*Given records*.

------------------------

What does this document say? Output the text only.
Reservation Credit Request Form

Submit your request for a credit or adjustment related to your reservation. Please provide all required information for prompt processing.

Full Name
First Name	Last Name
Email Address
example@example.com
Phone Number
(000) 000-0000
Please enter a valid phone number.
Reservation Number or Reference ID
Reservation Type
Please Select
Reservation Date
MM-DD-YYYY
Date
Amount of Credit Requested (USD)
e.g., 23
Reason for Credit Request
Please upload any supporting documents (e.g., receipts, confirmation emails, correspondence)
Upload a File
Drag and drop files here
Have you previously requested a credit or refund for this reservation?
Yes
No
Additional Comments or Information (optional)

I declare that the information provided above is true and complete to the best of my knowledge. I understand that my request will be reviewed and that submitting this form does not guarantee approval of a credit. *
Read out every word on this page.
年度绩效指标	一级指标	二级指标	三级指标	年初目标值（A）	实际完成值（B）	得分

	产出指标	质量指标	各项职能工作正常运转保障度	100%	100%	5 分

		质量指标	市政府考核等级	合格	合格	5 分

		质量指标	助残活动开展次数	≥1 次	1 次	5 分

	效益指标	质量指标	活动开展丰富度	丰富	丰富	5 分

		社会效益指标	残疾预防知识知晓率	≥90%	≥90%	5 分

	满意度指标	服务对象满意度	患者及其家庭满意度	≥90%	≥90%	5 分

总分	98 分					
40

------------------------

*Prompt*. Locate all lines in the listing above with the word "does". Copy them.

*Response for this exercise*.
What does this document say? Output the text only.
I declare that the information provided above is true and complete to the best of my knowledge. I understand that my request will be reviewed and that submitting this form does not guarantee approval of a credit. *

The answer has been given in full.